--- START OF Exercise materials ---

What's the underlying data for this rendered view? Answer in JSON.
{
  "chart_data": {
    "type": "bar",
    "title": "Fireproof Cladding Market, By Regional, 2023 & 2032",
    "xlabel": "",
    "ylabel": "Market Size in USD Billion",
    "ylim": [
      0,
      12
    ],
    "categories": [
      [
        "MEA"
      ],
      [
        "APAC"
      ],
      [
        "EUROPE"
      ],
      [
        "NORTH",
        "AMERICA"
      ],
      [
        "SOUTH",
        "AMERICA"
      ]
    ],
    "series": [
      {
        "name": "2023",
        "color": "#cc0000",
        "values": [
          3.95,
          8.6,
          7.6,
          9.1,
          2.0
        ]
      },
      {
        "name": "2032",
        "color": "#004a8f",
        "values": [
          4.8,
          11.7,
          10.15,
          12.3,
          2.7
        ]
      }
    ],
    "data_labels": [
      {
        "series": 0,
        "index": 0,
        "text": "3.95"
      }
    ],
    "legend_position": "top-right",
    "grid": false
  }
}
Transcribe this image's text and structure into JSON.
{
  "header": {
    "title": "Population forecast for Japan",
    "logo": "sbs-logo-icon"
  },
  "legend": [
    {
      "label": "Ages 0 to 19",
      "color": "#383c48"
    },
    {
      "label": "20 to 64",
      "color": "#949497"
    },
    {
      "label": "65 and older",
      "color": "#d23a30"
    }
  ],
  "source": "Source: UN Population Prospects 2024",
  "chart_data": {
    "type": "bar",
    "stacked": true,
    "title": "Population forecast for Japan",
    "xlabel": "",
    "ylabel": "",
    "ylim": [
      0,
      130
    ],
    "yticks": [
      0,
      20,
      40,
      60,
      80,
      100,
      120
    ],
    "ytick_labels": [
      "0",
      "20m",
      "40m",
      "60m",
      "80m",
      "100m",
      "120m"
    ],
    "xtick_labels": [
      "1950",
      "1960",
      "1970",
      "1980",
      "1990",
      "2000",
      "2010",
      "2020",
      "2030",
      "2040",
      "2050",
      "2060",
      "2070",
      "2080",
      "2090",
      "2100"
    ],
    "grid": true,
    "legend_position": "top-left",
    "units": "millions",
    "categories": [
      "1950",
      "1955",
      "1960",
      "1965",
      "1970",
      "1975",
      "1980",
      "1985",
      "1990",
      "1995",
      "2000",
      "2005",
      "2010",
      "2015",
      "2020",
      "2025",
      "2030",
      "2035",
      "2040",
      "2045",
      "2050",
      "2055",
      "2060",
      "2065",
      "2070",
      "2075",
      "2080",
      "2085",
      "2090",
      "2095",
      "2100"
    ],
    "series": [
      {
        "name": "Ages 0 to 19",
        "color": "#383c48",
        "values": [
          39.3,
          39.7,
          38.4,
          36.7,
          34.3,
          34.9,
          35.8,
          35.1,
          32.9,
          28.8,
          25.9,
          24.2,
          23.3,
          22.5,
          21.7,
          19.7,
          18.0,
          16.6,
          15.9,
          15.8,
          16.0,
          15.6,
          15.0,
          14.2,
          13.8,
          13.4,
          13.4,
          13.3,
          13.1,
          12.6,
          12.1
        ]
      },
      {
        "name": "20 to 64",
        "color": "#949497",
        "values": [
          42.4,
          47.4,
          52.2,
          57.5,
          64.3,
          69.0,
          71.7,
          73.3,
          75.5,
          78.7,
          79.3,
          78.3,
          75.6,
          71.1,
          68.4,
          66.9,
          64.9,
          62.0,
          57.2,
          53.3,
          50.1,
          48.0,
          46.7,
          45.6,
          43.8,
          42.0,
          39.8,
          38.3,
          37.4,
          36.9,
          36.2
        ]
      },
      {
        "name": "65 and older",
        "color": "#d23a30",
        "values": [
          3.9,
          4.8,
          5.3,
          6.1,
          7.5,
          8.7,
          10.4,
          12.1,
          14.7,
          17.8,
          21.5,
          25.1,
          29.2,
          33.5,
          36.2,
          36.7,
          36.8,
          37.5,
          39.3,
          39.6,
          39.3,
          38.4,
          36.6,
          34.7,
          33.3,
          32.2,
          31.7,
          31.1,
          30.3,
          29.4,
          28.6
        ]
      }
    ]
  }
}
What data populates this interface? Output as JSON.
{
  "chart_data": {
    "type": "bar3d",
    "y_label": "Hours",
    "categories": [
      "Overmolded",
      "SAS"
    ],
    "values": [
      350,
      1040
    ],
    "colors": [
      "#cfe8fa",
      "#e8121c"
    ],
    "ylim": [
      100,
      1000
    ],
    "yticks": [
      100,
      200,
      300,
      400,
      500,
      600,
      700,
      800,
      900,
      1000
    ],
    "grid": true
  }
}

--- END OF Exercise materials ---

- Exercise description -
Output only the lines from the one holding "What data populates" through the last line above, exactly as they appear.

- The result -
What data populates this interface? Output as JSON.
{
  "chart_data": {
    "type": "bar3d",
    "y_label": "Hours",
    "categories": [
      "Overmolded",
      "SAS"
    ],
    "values": [
      350,
      1040
    ],
    "colors": [
      "#cfe8fa",
      "#e8121c"
    ],
    "ylim": [
      100,
      1000
    ],
    "yticks": [
      100,
      200,
      300,
      400,
      500,
      600,
      700,
      800,
      900,
      1000
    ],
    "grid": true
  }
}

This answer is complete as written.